◆ Exercise details
Produce a verbatim copy of the entries listed below.

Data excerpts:
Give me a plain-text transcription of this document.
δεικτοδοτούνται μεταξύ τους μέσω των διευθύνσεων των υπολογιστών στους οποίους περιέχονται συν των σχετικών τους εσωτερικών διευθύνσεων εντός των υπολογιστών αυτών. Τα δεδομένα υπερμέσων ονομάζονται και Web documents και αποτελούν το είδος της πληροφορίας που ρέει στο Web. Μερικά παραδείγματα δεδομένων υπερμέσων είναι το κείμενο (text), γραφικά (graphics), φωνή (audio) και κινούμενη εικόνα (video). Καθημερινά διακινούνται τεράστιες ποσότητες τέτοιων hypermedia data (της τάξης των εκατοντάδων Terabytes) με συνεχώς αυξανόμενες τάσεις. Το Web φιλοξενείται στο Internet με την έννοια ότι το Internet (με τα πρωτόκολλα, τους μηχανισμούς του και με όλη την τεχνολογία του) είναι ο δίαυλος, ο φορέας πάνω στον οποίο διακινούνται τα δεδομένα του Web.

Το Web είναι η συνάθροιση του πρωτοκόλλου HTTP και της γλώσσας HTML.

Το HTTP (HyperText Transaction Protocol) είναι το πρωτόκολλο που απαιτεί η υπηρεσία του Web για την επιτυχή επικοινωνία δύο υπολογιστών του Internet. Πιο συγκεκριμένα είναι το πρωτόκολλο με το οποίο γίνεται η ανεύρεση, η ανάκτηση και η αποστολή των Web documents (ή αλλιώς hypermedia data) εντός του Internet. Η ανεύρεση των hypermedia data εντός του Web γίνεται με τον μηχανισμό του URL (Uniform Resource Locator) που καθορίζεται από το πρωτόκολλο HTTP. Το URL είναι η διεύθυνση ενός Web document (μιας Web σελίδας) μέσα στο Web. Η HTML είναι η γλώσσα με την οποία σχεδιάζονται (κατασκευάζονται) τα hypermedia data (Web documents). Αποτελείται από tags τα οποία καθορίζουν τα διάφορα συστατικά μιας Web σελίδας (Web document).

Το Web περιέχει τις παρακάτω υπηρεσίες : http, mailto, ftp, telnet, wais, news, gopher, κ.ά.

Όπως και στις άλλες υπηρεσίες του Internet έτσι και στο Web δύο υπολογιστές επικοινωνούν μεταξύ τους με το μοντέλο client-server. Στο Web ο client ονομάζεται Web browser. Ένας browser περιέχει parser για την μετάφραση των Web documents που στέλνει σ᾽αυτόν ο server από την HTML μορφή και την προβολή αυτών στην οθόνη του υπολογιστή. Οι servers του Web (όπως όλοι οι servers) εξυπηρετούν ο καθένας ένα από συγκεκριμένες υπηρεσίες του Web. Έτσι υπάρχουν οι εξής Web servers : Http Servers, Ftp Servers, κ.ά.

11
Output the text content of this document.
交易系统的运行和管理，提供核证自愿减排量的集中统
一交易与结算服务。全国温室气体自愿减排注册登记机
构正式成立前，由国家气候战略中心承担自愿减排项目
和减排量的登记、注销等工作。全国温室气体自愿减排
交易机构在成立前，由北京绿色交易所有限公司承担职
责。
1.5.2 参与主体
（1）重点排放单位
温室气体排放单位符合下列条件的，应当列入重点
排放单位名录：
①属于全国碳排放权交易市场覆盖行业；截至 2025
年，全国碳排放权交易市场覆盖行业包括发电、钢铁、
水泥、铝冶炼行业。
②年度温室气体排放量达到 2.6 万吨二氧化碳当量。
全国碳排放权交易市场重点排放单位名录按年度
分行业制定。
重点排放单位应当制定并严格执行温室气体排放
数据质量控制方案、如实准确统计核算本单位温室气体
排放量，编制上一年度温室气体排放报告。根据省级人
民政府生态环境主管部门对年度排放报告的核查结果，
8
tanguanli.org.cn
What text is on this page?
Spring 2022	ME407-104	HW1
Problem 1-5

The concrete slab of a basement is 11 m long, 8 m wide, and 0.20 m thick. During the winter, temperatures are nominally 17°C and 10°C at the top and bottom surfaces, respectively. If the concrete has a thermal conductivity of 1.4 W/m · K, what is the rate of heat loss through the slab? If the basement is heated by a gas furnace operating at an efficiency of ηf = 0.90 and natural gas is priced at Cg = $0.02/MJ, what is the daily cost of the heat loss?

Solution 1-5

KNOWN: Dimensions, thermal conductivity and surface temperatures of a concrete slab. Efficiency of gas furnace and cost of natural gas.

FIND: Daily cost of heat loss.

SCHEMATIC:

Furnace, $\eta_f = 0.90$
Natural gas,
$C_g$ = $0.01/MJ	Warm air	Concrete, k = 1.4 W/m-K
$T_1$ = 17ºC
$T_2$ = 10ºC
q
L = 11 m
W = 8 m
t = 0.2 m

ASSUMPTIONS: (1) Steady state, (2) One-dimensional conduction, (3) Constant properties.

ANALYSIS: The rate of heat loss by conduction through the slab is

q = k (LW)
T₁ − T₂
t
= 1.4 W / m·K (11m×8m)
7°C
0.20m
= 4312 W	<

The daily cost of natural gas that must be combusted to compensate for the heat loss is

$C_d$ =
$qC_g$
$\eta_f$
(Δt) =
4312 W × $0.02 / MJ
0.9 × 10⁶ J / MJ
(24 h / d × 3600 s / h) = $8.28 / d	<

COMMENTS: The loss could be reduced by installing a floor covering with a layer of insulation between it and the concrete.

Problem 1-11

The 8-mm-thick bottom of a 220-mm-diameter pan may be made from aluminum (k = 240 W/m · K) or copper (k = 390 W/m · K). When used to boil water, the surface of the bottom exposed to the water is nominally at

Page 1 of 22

◆ In response
Give me a plain-text transcription of this document.
δεικτοδοτούνται μεταξύ τους μέσω των διευθύνσεων των υπολογιστών στους οποίους περιέχονται συν των σχετικών τους εσωτερικών διευθύνσεων εντός των υπολογιστών αυτών. Τα δεδομένα υπερμέσων ονομάζονται και Web documents και αποτελούν το είδος της πληροφορίας που ρέει στο Web. Μερικά παραδείγματα δεδομένων υπερμέσων είναι το κείμενο (text), γραφικά (graphics), φωνή (audio) και κινούμενη εικόνα (video). Καθημερινά διακινούνται τεράστιες ποσότητες τέτοιων hypermedia data (της τάξης των εκατοντάδων Terabytes) με συνεχώς αυξανόμενες τάσεις. Το Web φιλοξενείται στο Internet με την έννοια ότι το Internet (με τα πρωτόκολλα, τους μηχανισμούς του και με όλη την τεχνολογία του) είναι ο δίαυλος, ο φορέας πάνω στον οποίο διακινούνται τα δεδομένα του Web.

Το Web είναι η συνάθροιση του πρωτοκόλλου HTTP και της γλώσσας HTML.

Το HTTP (HyperText Transaction Protocol) είναι το πρωτόκολλο που απαιτεί η υπηρεσία του Web για την επιτυχή επικοινωνία δύο υπολογιστών του Internet. Πιο συγκεκριμένα είναι το πρωτόκολλο με το οποίο γίνεται η ανεύρεση, η ανάκτηση και η αποστολή των Web documents (ή αλλιώς hypermedia data) εντός του Internet. Η ανεύρεση των hypermedia data εντός του Web γίνεται με τον μηχανισμό του URL (Uniform Resource Locator) που καθορίζεται από το πρωτόκολλο HTTP. Το URL είναι η διεύθυνση ενός Web document (μιας Web σελίδας) μέσα στο Web. Η HTML είναι η γλώσσα με την οποία σχεδιάζονται (κατασκευάζονται) τα hypermedia data (Web documents). Αποτελείται από tags τα οποία καθορίζουν τα διάφορα συστατικά μιας Web σελίδας (Web document).

Το Web περιέχει τις παρακάτω υπηρεσίες : http, mailto, ftp, telnet, wais, news, gopher, κ.ά.

Όπως και στις άλλες υπηρεσίες του Internet έτσι και στο Web δύο υπολογιστές επικοινωνούν μεταξύ τους με το μοντέλο client-server. Στο Web ο client ονομάζεται Web browser. Ένας browser περιέχει parser για την μετάφραση των Web documents που στέλνει σ᾽αυτόν ο server από την HTML μορφή και την προβολή αυτών στην οθόνη του υπολογιστή. Οι servers του Web (όπως όλοι οι servers) εξυπηρετούν ο καθένας ένα από συγκεκριμένες υπηρεσίες του Web. Έτσι υπάρχουν οι εξής Web servers : Http Servers, Ftp Servers, κ.ά.

11
Output the text content of this document.
交易系统的运行和管理，提供核证自愿减排量的集中统
一交易与结算服务。全国温室气体自愿减排注册登记机
构正式成立前，由国家气候战略中心承担自愿减排项目
和减排量的登记、注销等工作。全国温室气体自愿减排
交易机构在成立前，由北京绿色交易所有限公司承担职
责。
1.5.2 参与主体
（1）重点排放单位
温室气体排放单位符合下列条件的，应当列入重点
排放单位名录：
①属于全国碳排放权交易市场覆盖行业；截至 2025
年，全国碳排放权交易市场覆盖行业包括发电、钢铁、
水泥、铝冶炼行业。
②年度温室气体排放量达到 2.6 万吨二氧化碳当量。
全国碳排放权交易市场重点排放单位名录按年度
分行业制定。
重点排放单位应当制定并严格执行温室气体排放
数据质量控制方案、如实准确统计核算本单位温室气体
排放量，编制上一年度温室气体排放报告。根据省级人
民政府生态环境主管部门对年度排放报告的核查结果，
8
tanguanli.org.cn
What text is on this page?
Spring 2022	ME407-104	HW1
Problem 1-5

The concrete slab of a basement is 11 m long, 8 m wide, and 0.20 m thick. During the winter, temperatures are nominally 17°C and 10°C at the top and bottom surfaces, respectively. If the concrete has a thermal conductivity of 1.4 W/m · K, what is the rate of heat loss through the slab? If the basement is heated by a gas furnace operating at an efficiency of ηf = 0.90 and natural gas is priced at Cg = $0.02/MJ, what is the daily cost of the heat loss?

Solution 1-5

KNOWN: Dimensions, thermal conductivity and surface temperatures of a concrete slab. Efficiency of gas furnace and cost of natural gas.

FIND: Daily cost of heat loss.

SCHEMATIC:

Furnace, $\eta_f = 0.90$
Natural gas,
$C_g$ = $0.01/MJ	Warm air	Concrete, k = 1.4 W/m-K
$T_1$ = 17ºC
$T_2$ = 10ºC
q
L = 11 m
W = 8 m
t = 0.2 m

ASSUMPTIONS: (1) Steady state, (2) One-dimensional conduction, (3) Constant properties.

ANALYSIS: The rate of heat loss by conduction through the slab is

q = k (LW)
T₁ − T₂
t
= 1.4 W / m·K (11m×8m)
7°C
0.20m
= 4312 W	<

The daily cost of natural gas that must be combusted to compensate for the heat loss is

$C_d$ =
$qC_g$
$\eta_f$
(Δt) =
4312 W × $0.02 / MJ
0.9 × 10⁶ J / MJ
(24 h / d × 3600 s / h) = $8.28 / d	<

COMMENTS: The loss could be reduced by installing a floor covering with a layer of insulation between it and the concrete.

Problem 1-11

The 8-mm-thick bottom of a 220-mm-diameter pan may be made from aluminum (k = 240 W/m · K) or copper (k = 390 W/m · K). When used to boil water, the surface of the bottom exposed to the water is nominally at

Page 1 of 22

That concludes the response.